## What you have to do:
Every record below should be printed exactly as it appears.
··· Material ···
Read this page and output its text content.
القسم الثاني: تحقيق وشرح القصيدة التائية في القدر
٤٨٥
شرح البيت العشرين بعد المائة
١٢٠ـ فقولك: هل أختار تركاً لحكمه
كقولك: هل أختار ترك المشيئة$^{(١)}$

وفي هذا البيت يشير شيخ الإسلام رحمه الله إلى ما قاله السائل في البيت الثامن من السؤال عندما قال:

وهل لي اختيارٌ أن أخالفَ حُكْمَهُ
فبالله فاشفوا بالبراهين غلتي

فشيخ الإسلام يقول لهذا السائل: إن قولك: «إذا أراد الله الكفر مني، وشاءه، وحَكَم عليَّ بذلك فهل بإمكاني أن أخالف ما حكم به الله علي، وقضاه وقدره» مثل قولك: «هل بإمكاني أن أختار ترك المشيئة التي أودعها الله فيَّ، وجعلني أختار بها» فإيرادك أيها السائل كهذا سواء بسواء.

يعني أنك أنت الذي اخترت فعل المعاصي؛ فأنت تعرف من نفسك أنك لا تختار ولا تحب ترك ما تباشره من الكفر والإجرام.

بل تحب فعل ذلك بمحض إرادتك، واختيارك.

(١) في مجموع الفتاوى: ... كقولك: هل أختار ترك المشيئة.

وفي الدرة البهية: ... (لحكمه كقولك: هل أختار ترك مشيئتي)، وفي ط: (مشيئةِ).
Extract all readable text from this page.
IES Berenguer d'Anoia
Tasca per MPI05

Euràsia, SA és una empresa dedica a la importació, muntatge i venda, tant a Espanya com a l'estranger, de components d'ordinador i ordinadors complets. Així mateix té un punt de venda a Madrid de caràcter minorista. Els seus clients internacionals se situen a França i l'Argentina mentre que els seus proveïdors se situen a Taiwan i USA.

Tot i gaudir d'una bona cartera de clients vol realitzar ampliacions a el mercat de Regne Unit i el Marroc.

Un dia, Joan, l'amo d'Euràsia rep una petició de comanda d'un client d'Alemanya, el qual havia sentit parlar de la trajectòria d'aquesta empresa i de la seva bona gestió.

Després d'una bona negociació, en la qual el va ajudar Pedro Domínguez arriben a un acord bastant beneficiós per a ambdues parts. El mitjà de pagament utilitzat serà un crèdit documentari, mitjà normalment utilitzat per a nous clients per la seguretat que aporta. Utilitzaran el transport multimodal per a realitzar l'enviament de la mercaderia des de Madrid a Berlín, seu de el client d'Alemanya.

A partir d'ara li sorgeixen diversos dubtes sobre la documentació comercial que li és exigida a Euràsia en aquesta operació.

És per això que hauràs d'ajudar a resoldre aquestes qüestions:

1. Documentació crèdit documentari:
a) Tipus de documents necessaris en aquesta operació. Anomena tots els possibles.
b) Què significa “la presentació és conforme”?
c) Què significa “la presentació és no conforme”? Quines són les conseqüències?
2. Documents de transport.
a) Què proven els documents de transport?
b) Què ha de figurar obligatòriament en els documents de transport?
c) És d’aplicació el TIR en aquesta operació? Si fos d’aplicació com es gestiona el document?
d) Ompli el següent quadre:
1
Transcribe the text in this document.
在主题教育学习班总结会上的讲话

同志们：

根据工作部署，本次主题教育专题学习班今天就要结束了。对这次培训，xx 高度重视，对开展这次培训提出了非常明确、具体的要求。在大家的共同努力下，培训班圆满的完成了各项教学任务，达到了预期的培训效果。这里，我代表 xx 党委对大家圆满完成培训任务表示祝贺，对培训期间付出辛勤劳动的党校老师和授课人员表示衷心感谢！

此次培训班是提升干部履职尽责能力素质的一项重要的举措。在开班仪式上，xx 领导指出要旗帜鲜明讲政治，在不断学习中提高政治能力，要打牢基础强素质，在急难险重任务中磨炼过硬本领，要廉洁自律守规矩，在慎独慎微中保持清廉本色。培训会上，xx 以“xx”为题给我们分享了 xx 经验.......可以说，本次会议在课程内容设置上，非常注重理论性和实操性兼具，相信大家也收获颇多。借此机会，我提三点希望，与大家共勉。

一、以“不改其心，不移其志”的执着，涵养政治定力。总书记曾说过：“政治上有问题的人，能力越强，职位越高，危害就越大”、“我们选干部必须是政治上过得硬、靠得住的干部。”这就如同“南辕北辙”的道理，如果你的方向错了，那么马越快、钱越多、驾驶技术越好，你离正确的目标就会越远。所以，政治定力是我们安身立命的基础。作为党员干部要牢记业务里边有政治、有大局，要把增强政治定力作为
···
## Answer for the task:
Read this page and output its text content.
القسم الثاني: تحقيق وشرح القصيدة التائية في القدر
٤٨٥
شرح البيت العشرين بعد المائة
١٢٠ـ فقولك: هل أختار تركاً لحكمه
كقولك: هل أختار ترك المشيئة$^{(١)}$

وفي هذا البيت يشير شيخ الإسلام رحمه الله إلى ما قاله السائل في البيت الثامن من السؤال عندما قال:

وهل لي اختيارٌ أن أخالفَ حُكْمَهُ
فبالله فاشفوا بالبراهين غلتي

فشيخ الإسلام يقول لهذا السائل: إن قولك: «إذا أراد الله الكفر مني، وشاءه، وحَكَم عليَّ بذلك فهل بإمكاني أن أخالف ما حكم به الله علي، وقضاه وقدره» مثل قولك: «هل بإمكاني أن أختار ترك المشيئة التي أودعها الله فيَّ، وجعلني أختار بها» فإيرادك أيها السائل كهذا سواء بسواء.

يعني أنك أنت الذي اخترت فعل المعاصي؛ فأنت تعرف من نفسك أنك لا تختار ولا تحب ترك ما تباشره من الكفر والإجرام.

بل تحب فعل ذلك بمحض إرادتك، واختيارك.

(١) في مجموع الفتاوى: ... كقولك: هل أختار ترك المشيئة.

وفي الدرة البهية: ... (لحكمه كقولك: هل أختار ترك مشيئتي)، وفي ط: (مشيئةِ).
Extract all readable text from this page.
IES Berenguer d'Anoia
Tasca per MPI05

Euràsia, SA és una empresa dedica a la importació, muntatge i venda, tant a Espanya com a l'estranger, de components d'ordinador i ordinadors complets. Així mateix té un punt de venda a Madrid de caràcter minorista. Els seus clients internacionals se situen a França i l'Argentina mentre que els seus proveïdors se situen a Taiwan i USA.

Tot i gaudir d'una bona cartera de clients vol realitzar ampliacions a el mercat de Regne Unit i el Marroc.

Un dia, Joan, l'amo d'Euràsia rep una petició de comanda d'un client d'Alemanya, el qual havia sentit parlar de la trajectòria d'aquesta empresa i de la seva bona gestió.

Després d'una bona negociació, en la qual el va ajudar Pedro Domínguez arriben a un acord bastant beneficiós per a ambdues parts. El mitjà de pagament utilitzat serà un crèdit documentari, mitjà normalment utilitzat per a nous clients per la seguretat que aporta. Utilitzaran el transport multimodal per a realitzar l'enviament de la mercaderia des de Madrid a Berlín, seu de el client d'Alemanya.

A partir d'ara li sorgeixen diversos dubtes sobre la documentació comercial que li és exigida a Euràsia en aquesta operació.

És per això que hauràs d'ajudar a resoldre aquestes qüestions:

1. Documentació crèdit documentari:
a) Tipus de documents necessaris en aquesta operació. Anomena tots els possibles.
b) Què significa “la presentació és conforme”?
c) Què significa “la presentació és no conforme”? Quines són les conseqüències?
2. Documents de transport.
a) Què proven els documents de transport?
b) Què ha de figurar obligatòriament en els documents de transport?
c) És d’aplicació el TIR en aquesta operació? Si fos d’aplicació com es gestiona el document?
d) Ompli el següent quadre:
1
Transcribe the text in this document.
在主题教育学习班总结会上的讲话

同志们：

根据工作部署，本次主题教育专题学习班今天就要结束了。对这次培训，xx 高度重视，对开展这次培训提出了非常明确、具体的要求。在大家的共同努力下，培训班圆满的完成了各项教学任务，达到了预期的培训效果。这里，我代表 xx 党委对大家圆满完成培训任务表示祝贺，对培训期间付出辛勤劳动的党校老师和授课人员表示衷心感谢！

此次培训班是提升干部履职尽责能力素质的一项重要的举措。在开班仪式上，xx 领导指出要旗帜鲜明讲政治，在不断学习中提高政治能力，要打牢基础强素质，在急难险重任务中磨炼过硬本领，要廉洁自律守规矩，在慎独慎微中保持清廉本色。培训会上，xx 以“xx”为题给我们分享了 xx 经验.......可以说，本次会议在课程内容设置上，非常注重理论性和实操性兼具，相信大家也收获颇多。借此机会，我提三点希望，与大家共勉。

一、以“不改其心，不移其志”的执着，涵养政治定力。总书记曾说过：“政治上有问题的人，能力越强，职位越高，危害就越大”、“我们选干部必须是政治上过得硬、靠得住的干部。”这就如同“南辕北辙”的道理，如果你的方向错了，那么马越快、钱越多、驾驶技术越好，你离正确的目标就会越远。所以，政治定力是我们安身立命的基础。作为党员干部要牢记业务里边有政治、有大局，要把增强政治定力作为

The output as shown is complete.